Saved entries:

== == ==

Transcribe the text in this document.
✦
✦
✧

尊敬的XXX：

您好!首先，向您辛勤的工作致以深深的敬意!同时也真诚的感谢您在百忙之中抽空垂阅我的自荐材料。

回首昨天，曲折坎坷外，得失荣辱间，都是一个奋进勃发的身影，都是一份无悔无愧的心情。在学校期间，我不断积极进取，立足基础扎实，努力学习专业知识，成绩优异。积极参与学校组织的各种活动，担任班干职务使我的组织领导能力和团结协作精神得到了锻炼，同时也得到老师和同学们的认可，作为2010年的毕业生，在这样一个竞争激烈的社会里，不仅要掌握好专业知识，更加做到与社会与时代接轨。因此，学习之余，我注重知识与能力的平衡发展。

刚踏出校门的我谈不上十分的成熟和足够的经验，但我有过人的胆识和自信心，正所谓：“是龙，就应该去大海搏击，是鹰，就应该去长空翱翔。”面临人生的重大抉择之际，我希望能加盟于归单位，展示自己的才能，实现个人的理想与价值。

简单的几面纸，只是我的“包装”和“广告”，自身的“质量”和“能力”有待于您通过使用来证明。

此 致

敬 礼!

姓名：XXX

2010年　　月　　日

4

== == ==

**What is expected**
Retype the whole listing, matching it exactly.

**Task solution**
Transcribe the text in this document.
✦
✦
✧

尊敬的XXX：

您好!首先，向您辛勤的工作致以深深的敬意!同时也真诚的感谢您在百忙之中抽空垂阅我的自荐材料。

回首昨天，曲折坎坷外，得失荣辱间，都是一个奋进勃发的身影，都是一份无悔无愧的心情。在学校期间，我不断积极进取，立足基础扎实，努力学习专业知识，成绩优异。积极参与学校组织的各种活动，担任班干职务使我的组织领导能力和团结协作精神得到了锻炼，同时也得到老师和同学们的认可，作为2010年的毕业生，在这样一个竞争激烈的社会里，不仅要掌握好专业知识，更加做到与社会与时代接轨。因此，学习之余，我注重知识与能力的平衡发展。

刚踏出校门的我谈不上十分的成熟和足够的经验，但我有过人的胆识和自信心，正所谓：“是龙，就应该去大海搏击，是鹰，就应该去长空翱翔。”面临人生的重大抉择之际，我希望能加盟于归单位，展示自己的才能，实现个人的理想与价值。

简单的几面纸，只是我的“包装”和“广告”，自身的“质量”和“能力”有待于您通过使用来证明。

此 致

敬 礼!

姓名：XXX

2010年　　月　　日

4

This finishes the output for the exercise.